**Written instruction**:
Of the lines in the entries, how many hold the word "Hydrogen"? Give that number alone.

[begin The input]

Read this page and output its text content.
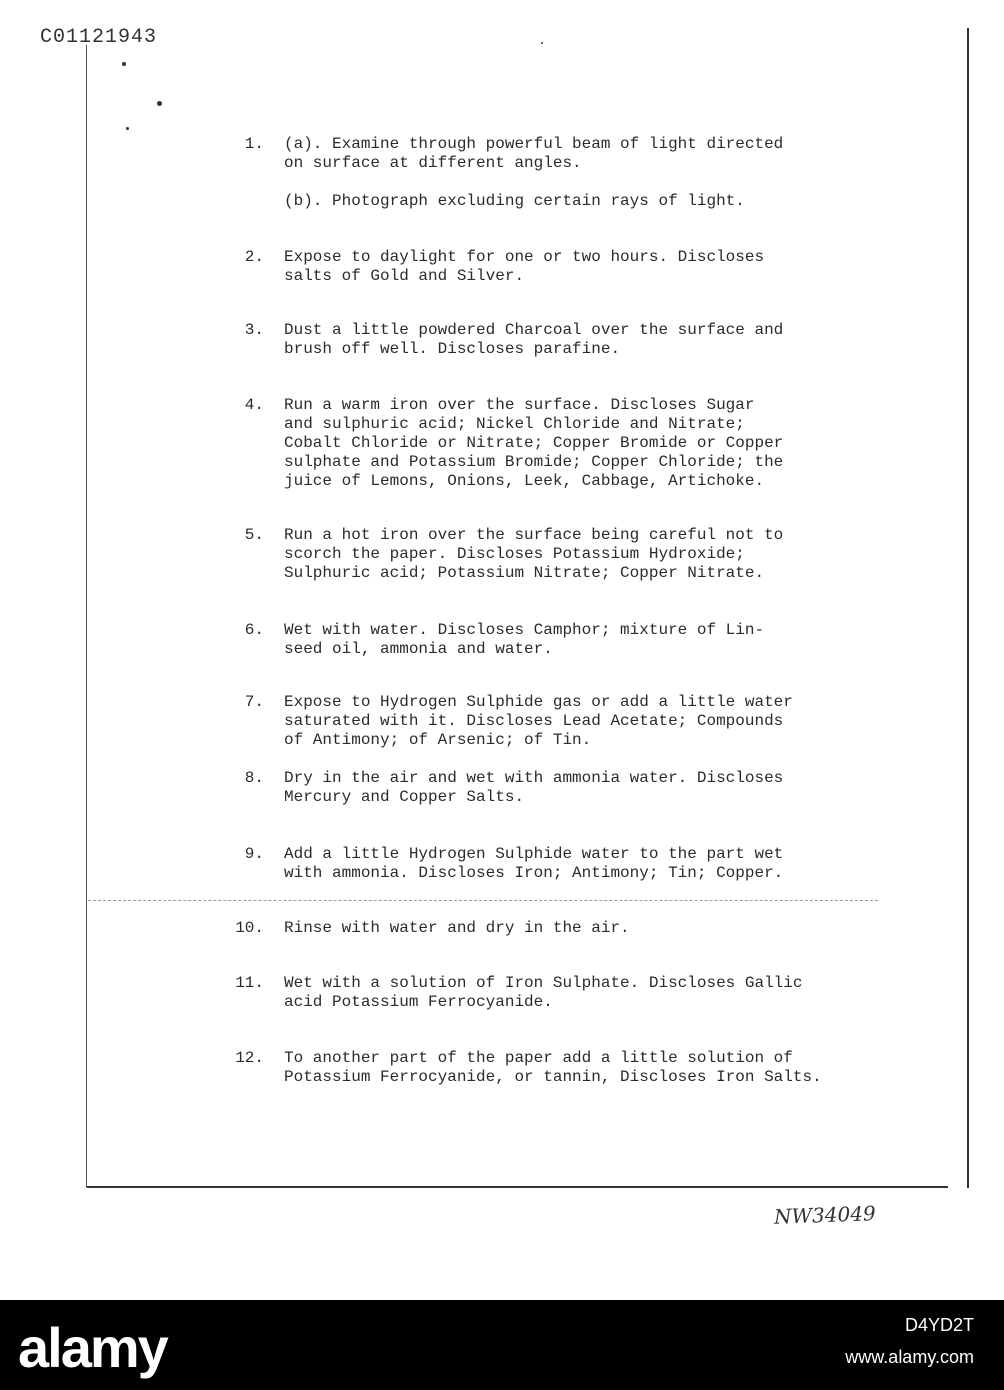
C01121943
1. (a). Examine through powerful beam of light directed
on surface at different angles.
(b). Photograph excluding certain rays of light.
2. Expose to daylight for one or two hours. Discloses
salts of Gold and Silver.
3. Dust a little powdered Charcoal over the surface and
brush off well. Discloses parafine.
4. Run a warm iron over the surface. Discloses Sugar
and sulphuric acid; Nickel Chloride and Nitrate;
Cobalt Chloride or Nitrate; Copper Bromide or Copper
sulphate and Potassium Bromide; Copper Chloride; the
juice of Lemons, Onions, Leek, Cabbage, Artichoke.
5. Run a hot iron over the surface being careful not to
scorch the paper. Discloses Potassium Hydroxide;
Sulphuric acid; Potassium Nitrate; Copper Nitrate.
6. Wet with water. Discloses Camphor; mixture of Lin-
seed oil, ammonia and water.
7. Expose to Hydrogen Sulphide gas or add a little water
saturated with it. Discloses Lead Acetate; Compounds
of Antimony; of Arsenic; of Tin.
8. Dry in the air and wet with ammonia water. Discloses
Mercury and Copper Salts.
9. Add a little Hydrogen Sulphide water to the part wet
with ammonia. Discloses Iron; Antimony; Tin; Copper.
10. Rinse with water and dry in the air.
11. Wet with a solution of Iron Sulphate. Discloses Gallic
acid Potassium Ferrocyanide.
12. To another part of the paper add a little solution of
Potassium Ferrocyanide, or tannin, Discloses Iron Salts.
NW34049
alamy	D4YD2T
www.alamy.com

[end The input]

**The solution**:
2